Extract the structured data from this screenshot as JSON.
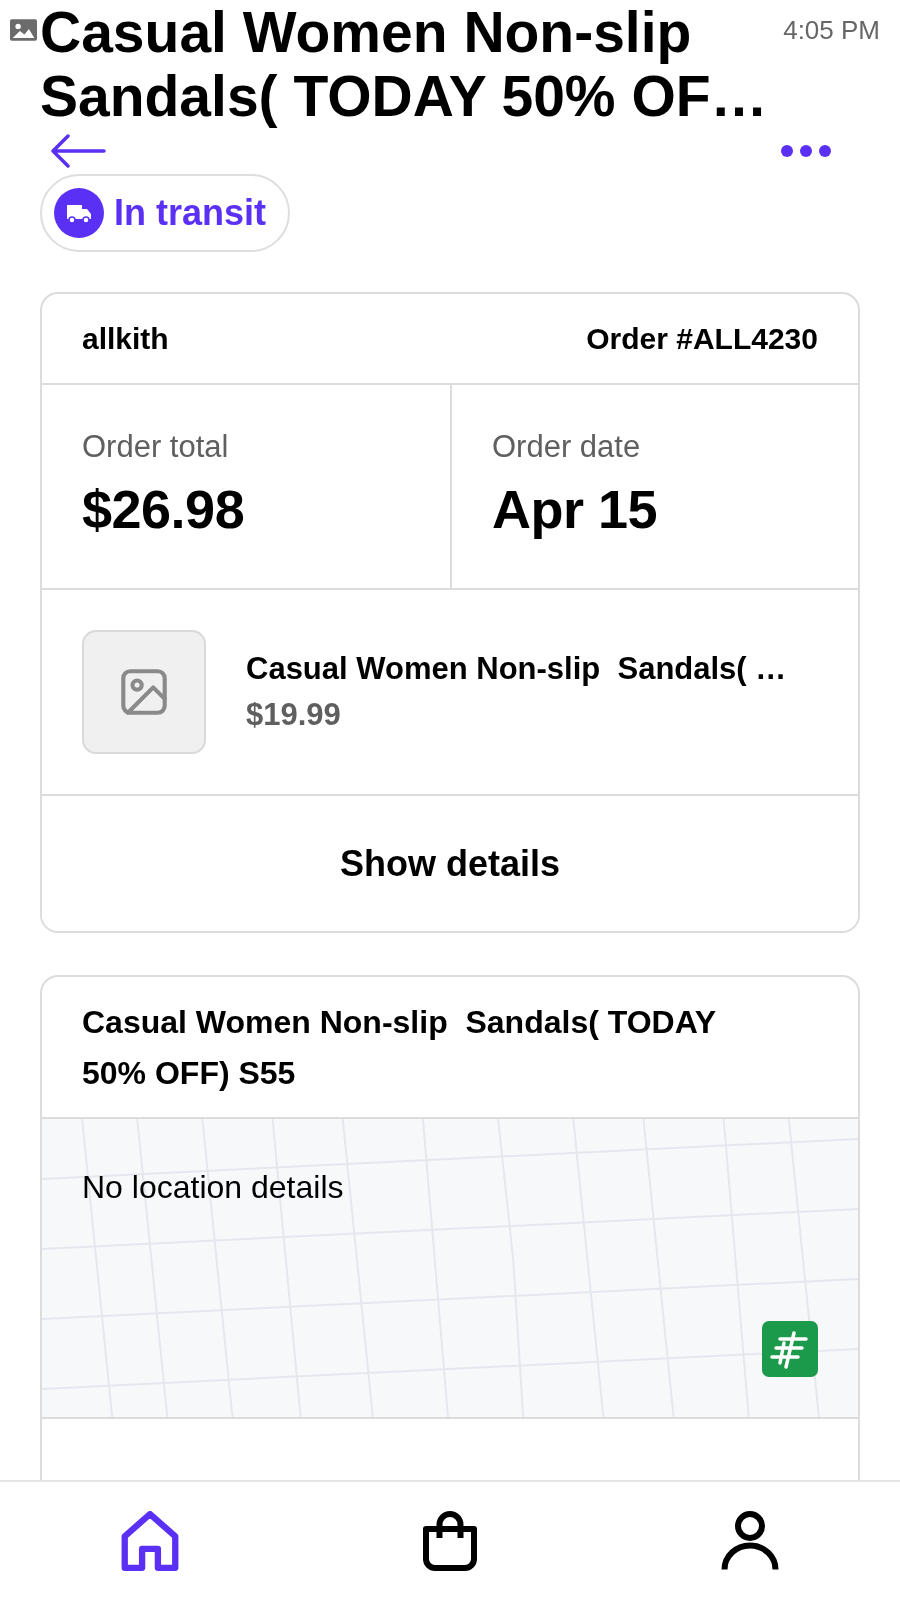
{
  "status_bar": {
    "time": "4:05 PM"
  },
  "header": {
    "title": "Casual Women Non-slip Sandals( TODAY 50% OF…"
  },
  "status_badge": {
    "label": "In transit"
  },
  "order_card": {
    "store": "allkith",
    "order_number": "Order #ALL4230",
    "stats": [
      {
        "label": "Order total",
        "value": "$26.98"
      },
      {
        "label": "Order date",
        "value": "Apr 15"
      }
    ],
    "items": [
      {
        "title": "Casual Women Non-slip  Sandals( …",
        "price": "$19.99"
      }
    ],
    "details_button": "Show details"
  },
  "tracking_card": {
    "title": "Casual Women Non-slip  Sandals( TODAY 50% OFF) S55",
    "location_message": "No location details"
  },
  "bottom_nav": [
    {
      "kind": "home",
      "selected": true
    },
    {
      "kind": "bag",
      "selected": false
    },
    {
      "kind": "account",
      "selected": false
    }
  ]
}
--
Find every line that has "title" in it, then return those lines.

    "title": "Casual Women Non-slip Sandals( TODAY 50% OF…"
        "title": "Casual Women Non-slip  Sandals( …",
    "title": "Casual Women Non-slip  Sandals( TODAY 50% OFF) S55",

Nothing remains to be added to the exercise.